• [Data excerpts]

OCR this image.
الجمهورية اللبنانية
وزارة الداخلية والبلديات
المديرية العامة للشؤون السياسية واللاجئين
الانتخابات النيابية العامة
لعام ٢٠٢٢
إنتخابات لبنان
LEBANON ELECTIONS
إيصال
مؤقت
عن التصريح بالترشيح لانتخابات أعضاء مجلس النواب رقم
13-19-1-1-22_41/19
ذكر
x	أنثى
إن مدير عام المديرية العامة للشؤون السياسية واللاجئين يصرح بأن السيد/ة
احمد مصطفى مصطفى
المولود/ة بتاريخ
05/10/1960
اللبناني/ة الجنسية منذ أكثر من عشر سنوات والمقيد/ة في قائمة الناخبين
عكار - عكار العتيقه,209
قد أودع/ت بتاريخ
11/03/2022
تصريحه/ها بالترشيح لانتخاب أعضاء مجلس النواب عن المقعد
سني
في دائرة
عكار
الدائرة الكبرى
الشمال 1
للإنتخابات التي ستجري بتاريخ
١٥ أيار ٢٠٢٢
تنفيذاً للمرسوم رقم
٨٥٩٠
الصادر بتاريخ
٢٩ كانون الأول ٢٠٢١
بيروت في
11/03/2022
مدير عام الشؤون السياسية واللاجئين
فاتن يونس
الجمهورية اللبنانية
---
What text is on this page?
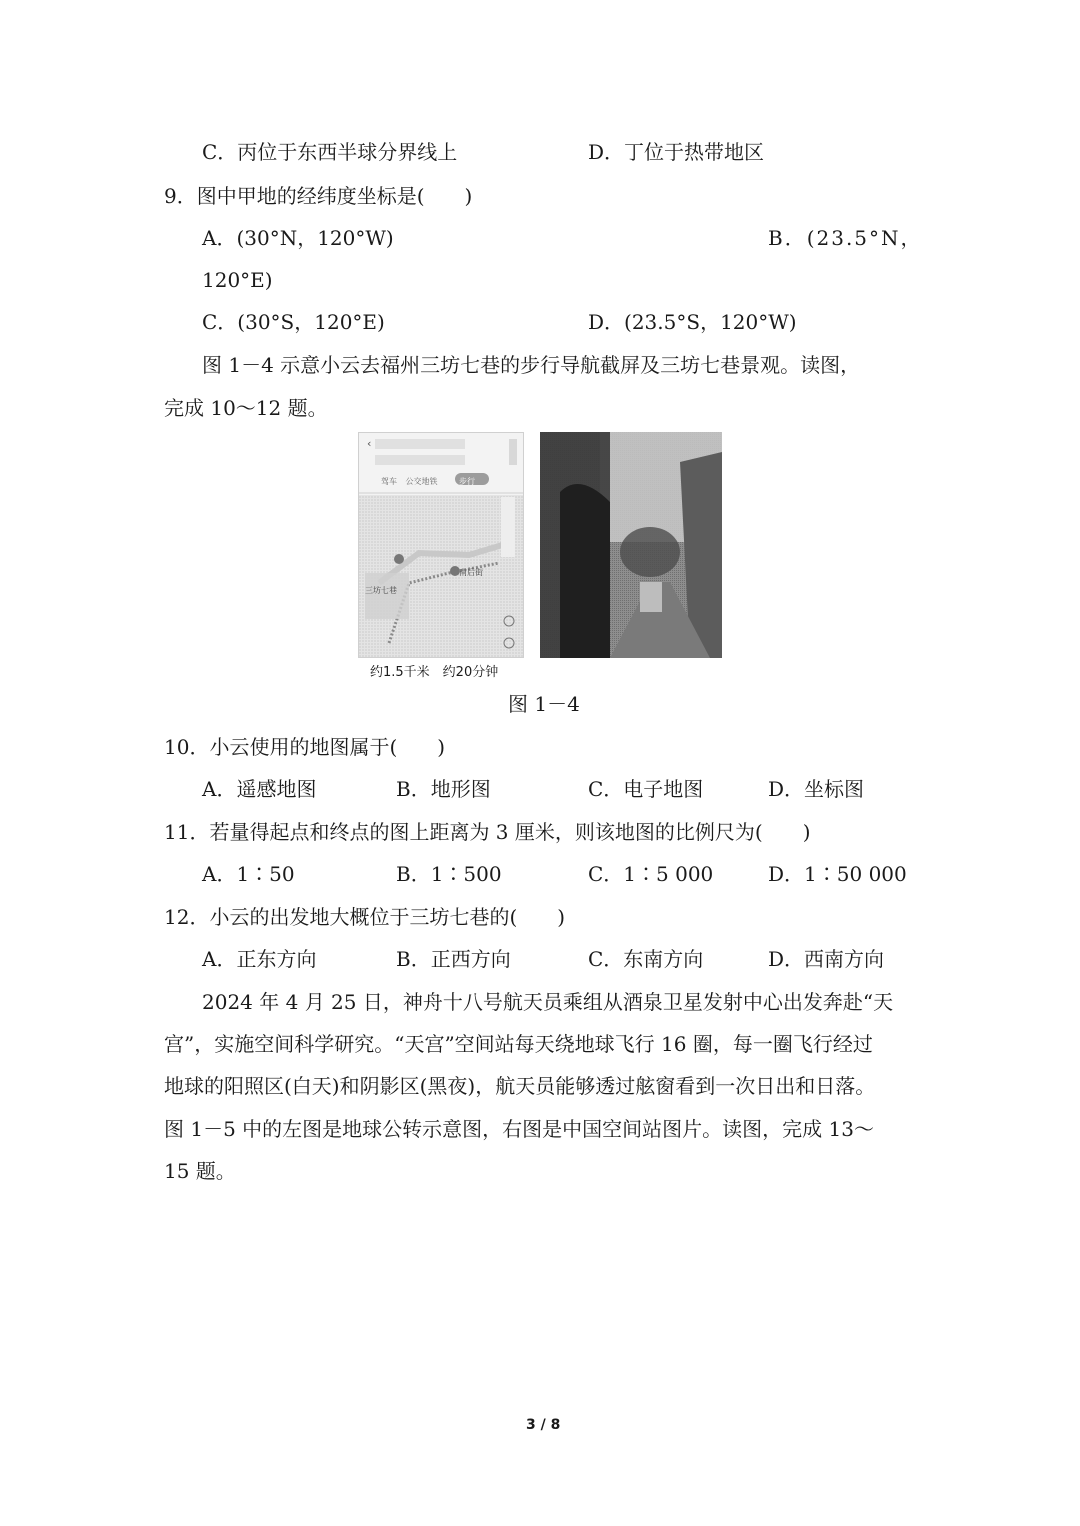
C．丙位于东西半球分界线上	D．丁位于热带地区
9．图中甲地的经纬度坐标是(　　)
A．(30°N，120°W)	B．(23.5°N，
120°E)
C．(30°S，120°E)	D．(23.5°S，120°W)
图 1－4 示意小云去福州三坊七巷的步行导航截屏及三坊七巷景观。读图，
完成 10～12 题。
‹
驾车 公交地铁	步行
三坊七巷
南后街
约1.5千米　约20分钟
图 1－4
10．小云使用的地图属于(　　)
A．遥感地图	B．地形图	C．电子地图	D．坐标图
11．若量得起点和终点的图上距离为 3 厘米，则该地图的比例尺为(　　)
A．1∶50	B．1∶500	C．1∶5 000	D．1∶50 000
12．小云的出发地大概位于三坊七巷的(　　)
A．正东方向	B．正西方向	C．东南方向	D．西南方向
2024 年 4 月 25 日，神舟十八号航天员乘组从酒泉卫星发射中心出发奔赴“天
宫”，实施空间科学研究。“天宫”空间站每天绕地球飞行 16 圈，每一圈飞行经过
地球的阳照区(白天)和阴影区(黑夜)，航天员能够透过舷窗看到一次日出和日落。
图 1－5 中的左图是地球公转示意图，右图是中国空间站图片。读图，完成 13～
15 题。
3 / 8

• [The problem] Say how many lines in the records contain the string "للشؤون", and say nothing else.

• [Right answer] 2